TO DO:
For each line of the data below that holds "JSON", copy the line.

DATA PROVIDED:
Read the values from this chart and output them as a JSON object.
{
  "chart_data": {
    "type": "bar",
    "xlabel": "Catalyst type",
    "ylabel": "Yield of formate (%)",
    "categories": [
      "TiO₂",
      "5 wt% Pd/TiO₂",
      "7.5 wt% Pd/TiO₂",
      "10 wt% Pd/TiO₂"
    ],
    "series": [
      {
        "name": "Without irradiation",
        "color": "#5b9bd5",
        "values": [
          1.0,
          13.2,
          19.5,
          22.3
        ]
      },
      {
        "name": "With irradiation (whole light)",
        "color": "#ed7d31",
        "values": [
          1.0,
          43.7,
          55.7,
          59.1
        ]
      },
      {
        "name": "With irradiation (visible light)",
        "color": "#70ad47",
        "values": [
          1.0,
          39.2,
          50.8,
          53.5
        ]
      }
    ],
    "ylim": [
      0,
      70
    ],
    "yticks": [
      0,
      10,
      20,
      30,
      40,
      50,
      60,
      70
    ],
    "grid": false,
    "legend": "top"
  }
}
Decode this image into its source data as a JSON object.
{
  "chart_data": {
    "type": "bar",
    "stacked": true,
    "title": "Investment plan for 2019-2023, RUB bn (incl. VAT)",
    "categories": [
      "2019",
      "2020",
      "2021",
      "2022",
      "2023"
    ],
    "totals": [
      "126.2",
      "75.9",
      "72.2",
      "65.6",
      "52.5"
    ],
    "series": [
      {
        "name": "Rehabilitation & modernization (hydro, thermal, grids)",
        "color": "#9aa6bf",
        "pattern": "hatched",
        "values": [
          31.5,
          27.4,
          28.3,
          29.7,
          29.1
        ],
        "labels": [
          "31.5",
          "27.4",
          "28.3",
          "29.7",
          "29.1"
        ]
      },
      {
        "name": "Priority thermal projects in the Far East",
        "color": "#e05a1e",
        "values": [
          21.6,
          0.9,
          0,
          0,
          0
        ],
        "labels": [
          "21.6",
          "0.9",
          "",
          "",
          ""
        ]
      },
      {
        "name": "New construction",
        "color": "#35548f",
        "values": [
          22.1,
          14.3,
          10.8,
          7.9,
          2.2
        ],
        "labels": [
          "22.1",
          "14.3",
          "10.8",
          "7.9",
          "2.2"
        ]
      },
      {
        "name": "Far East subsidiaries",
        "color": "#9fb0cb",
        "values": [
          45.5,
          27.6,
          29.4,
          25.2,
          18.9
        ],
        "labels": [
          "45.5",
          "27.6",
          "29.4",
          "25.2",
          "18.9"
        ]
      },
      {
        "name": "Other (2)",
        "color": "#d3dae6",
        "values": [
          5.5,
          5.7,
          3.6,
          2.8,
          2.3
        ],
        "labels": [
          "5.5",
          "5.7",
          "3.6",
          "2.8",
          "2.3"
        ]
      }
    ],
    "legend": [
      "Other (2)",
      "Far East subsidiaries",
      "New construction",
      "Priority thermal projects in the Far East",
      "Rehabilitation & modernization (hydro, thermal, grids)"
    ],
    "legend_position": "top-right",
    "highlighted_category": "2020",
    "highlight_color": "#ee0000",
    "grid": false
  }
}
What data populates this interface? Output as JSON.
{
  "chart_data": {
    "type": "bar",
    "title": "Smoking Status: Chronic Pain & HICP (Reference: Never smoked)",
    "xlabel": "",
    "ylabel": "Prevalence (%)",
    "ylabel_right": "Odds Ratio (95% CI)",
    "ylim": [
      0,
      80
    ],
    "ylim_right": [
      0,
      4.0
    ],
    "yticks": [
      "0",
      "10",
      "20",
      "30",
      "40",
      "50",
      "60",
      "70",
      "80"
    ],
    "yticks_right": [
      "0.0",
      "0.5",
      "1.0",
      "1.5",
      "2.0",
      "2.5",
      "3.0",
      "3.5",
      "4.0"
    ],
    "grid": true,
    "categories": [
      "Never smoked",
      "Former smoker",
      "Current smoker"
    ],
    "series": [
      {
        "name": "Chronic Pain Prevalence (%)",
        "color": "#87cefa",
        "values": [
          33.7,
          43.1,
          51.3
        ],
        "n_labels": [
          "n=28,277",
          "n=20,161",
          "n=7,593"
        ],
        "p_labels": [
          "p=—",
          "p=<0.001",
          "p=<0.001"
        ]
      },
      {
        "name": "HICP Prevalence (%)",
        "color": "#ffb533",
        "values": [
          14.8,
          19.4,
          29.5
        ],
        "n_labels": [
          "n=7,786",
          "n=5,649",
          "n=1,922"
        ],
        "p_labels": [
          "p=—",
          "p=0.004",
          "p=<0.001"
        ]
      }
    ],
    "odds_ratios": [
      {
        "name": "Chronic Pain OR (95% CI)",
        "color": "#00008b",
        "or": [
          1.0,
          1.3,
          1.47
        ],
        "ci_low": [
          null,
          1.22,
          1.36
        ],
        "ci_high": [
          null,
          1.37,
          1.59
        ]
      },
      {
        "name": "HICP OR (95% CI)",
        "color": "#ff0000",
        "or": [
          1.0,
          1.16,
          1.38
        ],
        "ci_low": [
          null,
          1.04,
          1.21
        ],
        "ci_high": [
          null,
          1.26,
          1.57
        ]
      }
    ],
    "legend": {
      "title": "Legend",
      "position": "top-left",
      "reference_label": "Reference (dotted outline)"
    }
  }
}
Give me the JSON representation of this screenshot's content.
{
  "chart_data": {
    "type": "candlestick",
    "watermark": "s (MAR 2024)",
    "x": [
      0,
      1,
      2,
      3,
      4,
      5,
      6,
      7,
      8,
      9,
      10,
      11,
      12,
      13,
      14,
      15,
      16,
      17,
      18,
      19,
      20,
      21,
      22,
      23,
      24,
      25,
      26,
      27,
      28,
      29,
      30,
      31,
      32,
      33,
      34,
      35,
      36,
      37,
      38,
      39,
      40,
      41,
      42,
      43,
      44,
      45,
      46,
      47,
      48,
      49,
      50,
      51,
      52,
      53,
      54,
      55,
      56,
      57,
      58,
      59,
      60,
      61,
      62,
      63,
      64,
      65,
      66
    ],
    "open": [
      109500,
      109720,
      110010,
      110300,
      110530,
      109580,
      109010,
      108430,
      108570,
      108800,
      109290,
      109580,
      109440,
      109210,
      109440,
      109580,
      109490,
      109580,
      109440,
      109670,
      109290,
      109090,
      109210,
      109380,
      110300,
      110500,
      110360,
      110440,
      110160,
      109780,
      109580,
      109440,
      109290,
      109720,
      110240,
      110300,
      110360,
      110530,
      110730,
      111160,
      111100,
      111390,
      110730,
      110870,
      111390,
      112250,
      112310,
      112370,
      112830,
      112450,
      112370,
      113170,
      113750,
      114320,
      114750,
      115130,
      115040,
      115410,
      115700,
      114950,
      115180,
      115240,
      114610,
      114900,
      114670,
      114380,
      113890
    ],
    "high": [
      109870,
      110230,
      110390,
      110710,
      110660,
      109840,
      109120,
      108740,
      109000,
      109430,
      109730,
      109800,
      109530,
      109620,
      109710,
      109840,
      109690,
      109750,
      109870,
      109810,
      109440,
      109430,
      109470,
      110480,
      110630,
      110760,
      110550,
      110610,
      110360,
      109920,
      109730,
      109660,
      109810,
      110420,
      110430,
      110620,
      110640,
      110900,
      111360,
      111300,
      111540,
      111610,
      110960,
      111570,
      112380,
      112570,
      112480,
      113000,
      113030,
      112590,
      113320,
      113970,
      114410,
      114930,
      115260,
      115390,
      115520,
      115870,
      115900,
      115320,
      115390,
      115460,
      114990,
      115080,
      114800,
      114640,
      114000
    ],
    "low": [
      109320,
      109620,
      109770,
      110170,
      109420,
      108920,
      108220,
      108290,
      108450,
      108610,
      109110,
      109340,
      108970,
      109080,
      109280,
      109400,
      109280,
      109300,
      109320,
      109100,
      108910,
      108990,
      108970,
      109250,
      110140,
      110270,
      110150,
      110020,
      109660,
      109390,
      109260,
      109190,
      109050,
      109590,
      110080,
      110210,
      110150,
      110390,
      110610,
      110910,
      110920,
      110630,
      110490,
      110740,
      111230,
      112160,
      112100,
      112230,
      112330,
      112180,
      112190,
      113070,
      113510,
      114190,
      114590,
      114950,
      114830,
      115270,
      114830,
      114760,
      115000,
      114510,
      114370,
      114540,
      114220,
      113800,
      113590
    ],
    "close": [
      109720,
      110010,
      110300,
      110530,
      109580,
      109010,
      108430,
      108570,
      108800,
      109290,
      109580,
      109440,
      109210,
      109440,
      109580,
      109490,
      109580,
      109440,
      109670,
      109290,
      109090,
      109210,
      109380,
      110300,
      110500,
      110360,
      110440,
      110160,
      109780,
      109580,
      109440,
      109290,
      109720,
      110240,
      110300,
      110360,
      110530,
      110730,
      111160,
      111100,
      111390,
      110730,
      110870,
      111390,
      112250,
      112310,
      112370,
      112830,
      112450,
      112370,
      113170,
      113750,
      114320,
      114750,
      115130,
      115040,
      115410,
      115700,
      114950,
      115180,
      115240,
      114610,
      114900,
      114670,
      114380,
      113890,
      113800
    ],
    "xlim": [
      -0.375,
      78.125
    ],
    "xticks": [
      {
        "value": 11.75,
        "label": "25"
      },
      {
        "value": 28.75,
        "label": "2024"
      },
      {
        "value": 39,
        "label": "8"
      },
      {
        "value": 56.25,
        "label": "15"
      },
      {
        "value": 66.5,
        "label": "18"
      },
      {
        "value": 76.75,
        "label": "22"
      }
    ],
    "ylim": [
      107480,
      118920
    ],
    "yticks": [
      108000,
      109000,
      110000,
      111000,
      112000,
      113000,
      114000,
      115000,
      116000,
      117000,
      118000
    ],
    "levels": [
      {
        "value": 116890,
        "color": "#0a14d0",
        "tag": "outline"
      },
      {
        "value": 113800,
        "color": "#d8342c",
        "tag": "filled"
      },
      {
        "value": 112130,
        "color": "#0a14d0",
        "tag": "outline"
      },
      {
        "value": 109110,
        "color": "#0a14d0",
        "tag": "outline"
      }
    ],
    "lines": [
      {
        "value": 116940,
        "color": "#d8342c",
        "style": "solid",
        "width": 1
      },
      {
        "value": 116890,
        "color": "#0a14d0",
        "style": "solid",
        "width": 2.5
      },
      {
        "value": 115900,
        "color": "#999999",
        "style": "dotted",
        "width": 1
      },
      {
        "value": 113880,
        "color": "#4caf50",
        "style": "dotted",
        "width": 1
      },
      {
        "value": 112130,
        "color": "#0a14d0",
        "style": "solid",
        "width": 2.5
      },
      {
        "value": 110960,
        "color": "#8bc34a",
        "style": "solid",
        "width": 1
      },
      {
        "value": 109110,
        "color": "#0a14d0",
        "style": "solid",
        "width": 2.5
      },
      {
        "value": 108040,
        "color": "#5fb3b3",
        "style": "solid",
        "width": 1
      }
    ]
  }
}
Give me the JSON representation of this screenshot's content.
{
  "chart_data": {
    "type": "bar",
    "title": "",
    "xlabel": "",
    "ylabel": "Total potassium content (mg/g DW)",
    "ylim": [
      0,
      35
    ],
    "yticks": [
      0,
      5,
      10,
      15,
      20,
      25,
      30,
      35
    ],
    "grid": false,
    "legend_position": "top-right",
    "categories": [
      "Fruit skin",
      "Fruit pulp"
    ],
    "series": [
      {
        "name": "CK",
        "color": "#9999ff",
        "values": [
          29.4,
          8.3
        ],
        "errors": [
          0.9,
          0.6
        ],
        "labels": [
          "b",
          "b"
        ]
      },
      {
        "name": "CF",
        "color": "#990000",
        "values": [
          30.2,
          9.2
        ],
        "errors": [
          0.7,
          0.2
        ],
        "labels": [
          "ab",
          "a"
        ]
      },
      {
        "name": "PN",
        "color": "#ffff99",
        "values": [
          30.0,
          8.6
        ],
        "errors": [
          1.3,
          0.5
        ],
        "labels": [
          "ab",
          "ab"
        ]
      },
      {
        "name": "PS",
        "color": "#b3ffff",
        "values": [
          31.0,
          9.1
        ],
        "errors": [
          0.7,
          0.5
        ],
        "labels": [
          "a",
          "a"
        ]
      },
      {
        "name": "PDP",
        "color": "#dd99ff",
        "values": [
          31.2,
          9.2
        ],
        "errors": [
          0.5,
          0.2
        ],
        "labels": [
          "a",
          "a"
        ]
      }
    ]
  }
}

RESPONSE FOR THIS EXERCISE:
Read the values from this chart and output them as a JSON object.
Decode this image into its source data as a JSON object.
What data populates this interface? Output as JSON.
Give me the JSON representation of this screenshot's content.
Give me the JSON representation of this screenshot's content.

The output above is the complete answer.